[Begin Data shown]

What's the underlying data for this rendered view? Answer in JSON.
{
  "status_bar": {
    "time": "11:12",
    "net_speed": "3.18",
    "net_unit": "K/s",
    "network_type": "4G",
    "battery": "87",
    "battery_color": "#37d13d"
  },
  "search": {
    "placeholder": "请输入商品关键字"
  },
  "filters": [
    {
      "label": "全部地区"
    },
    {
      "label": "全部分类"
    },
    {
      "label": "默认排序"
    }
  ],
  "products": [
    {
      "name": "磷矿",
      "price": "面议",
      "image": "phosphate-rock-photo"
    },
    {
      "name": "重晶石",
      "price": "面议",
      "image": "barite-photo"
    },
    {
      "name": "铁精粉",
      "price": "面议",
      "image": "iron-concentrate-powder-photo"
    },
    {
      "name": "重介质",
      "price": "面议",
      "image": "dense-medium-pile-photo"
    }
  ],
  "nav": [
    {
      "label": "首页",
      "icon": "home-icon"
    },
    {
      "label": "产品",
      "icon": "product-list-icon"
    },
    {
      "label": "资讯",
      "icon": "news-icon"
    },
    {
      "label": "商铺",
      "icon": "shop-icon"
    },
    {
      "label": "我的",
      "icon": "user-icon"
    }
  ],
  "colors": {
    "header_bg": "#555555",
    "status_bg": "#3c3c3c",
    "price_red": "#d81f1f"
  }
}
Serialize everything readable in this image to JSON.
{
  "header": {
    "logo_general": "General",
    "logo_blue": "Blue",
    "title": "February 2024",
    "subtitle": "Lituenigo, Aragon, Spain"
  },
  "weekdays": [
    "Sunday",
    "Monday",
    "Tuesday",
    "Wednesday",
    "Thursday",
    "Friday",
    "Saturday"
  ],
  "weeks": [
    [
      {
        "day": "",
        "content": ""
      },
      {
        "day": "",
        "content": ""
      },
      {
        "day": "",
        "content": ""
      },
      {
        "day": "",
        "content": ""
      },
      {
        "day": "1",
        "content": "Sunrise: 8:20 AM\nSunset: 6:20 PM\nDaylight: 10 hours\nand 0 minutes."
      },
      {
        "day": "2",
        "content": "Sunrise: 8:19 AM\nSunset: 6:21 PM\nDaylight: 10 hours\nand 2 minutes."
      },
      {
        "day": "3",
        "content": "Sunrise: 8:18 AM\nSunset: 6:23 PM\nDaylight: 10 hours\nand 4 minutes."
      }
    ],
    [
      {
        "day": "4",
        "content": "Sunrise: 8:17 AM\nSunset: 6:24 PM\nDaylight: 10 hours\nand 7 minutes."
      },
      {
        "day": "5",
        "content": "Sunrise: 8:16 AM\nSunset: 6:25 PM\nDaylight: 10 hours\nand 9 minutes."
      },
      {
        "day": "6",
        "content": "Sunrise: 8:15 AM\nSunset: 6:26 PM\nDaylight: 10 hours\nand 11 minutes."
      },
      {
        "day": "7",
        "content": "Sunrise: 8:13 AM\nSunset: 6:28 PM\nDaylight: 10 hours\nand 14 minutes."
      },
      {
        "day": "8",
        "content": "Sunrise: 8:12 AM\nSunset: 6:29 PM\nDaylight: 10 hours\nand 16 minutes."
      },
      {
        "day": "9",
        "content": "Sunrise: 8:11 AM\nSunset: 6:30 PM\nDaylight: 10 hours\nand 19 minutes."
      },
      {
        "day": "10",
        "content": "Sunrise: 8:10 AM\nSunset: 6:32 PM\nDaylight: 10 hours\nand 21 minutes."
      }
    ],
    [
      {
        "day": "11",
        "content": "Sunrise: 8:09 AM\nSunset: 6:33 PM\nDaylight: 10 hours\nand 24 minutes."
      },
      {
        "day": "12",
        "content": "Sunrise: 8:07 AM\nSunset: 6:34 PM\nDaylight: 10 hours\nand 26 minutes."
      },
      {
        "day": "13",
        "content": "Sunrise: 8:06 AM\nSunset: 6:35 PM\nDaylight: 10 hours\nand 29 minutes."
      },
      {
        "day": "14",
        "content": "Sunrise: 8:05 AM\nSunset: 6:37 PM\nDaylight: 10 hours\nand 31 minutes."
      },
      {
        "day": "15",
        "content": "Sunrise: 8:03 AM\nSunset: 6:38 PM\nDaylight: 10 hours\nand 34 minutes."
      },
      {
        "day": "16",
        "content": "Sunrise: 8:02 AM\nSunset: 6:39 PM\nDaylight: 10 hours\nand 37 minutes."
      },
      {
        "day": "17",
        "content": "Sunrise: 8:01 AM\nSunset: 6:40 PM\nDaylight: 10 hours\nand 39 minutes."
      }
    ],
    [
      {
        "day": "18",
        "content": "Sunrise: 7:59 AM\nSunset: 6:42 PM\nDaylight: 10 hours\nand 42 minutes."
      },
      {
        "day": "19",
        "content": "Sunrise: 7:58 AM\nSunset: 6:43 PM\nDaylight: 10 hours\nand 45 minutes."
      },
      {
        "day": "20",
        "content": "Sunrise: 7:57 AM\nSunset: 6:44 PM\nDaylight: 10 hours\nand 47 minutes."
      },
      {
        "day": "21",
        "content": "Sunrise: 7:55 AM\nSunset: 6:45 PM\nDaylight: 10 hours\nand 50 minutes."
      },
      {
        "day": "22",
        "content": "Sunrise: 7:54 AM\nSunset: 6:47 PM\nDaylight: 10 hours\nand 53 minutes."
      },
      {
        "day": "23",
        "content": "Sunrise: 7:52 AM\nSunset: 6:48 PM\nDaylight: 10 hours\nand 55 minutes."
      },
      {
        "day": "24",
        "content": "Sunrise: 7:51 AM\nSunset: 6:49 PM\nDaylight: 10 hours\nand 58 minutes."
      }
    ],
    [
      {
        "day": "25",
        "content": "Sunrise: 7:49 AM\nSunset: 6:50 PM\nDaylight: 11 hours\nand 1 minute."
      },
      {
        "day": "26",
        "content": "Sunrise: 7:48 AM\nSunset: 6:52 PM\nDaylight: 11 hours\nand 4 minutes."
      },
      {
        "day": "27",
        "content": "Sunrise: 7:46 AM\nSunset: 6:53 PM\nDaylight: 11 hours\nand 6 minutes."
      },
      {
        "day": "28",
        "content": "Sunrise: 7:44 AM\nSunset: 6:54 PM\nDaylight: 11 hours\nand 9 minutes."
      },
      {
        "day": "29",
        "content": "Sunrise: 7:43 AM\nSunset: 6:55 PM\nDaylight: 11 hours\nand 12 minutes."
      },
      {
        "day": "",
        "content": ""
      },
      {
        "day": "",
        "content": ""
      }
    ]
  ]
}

[End Data shown]

Task to carry out
Check each line above for the word "JSON", and copy the lines where it appears.

Final result
What's the underlying data for this rendered view? Answer in JSON.
Serialize everything readable in this image to JSON.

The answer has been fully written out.